— Start Raw records —

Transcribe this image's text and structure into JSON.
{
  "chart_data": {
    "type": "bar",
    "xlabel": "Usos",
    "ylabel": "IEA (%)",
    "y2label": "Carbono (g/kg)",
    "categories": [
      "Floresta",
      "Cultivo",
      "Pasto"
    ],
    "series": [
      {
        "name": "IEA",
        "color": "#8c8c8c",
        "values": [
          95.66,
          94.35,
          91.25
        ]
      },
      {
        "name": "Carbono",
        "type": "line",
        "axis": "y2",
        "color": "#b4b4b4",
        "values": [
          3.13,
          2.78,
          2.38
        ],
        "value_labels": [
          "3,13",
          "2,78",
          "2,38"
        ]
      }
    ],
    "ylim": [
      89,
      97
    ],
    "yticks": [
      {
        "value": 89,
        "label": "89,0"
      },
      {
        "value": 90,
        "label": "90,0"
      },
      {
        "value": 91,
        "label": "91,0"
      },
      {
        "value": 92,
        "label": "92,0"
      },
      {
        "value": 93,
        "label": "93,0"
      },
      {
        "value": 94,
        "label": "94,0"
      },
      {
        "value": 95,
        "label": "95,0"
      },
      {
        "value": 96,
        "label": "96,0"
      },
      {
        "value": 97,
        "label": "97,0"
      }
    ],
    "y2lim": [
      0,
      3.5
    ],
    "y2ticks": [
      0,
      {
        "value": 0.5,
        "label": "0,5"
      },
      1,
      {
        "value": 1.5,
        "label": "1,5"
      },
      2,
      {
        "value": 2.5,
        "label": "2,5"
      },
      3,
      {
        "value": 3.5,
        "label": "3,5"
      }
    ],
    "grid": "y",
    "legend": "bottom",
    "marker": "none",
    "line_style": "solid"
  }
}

— End Raw records —

Print the listing above in full, exactly as it is.

Exercise answer →
Transcribe this image's text and structure into JSON.
{
  "chart_data": {
    "type": "bar",
    "xlabel": "Usos",
    "ylabel": "IEA (%)",
    "y2label": "Carbono (g/kg)",
    "categories": [
      "Floresta",
      "Cultivo",
      "Pasto"
    ],
    "series": [
      {
        "name": "IEA",
        "color": "#8c8c8c",
        "values": [
          95.66,
          94.35,
          91.25
        ]
      },
      {
        "name": "Carbono",
        "type": "line",
        "axis": "y2",
        "color": "#b4b4b4",
        "values": [
          3.13,
          2.78,
          2.38
        ],
        "value_labels": [
          "3,13",
          "2,78",
          "2,38"
        ]
      }
    ],
    "ylim": [
      89,
      97
    ],
    "yticks": [
      {
        "value": 89,
        "label": "89,0"
      },
      {
        "value": 90,
        "label": "90,0"
      },
      {
        "value": 91,
        "label": "91,0"
      },
      {
        "value": 92,
        "label": "92,0"
      },
      {
        "value": 93,
        "label": "93,0"
      },
      {
        "value": 94,
        "label": "94,0"
      },
      {
        "value": 95,
        "label": "95,0"
      },
      {
        "value": 96,
        "label": "96,0"
      },
      {
        "value": 97,
        "label": "97,0"
      }
    ],
    "y2lim": [
      0,
      3.5
    ],
    "y2ticks": [
      0,
      {
        "value": 0.5,
        "label": "0,5"
      },
      1,
      {
        "value": 1.5,
        "label": "1,5"
      },
      2,
      {
        "value": 2.5,
        "label": "2,5"
      },
      3,
      {
        "value": 3.5,
        "label": "3,5"
      }
    ],
    "grid": "y",
    "legend": "bottom",
    "marker": "none",
    "line_style": "solid"
  }
}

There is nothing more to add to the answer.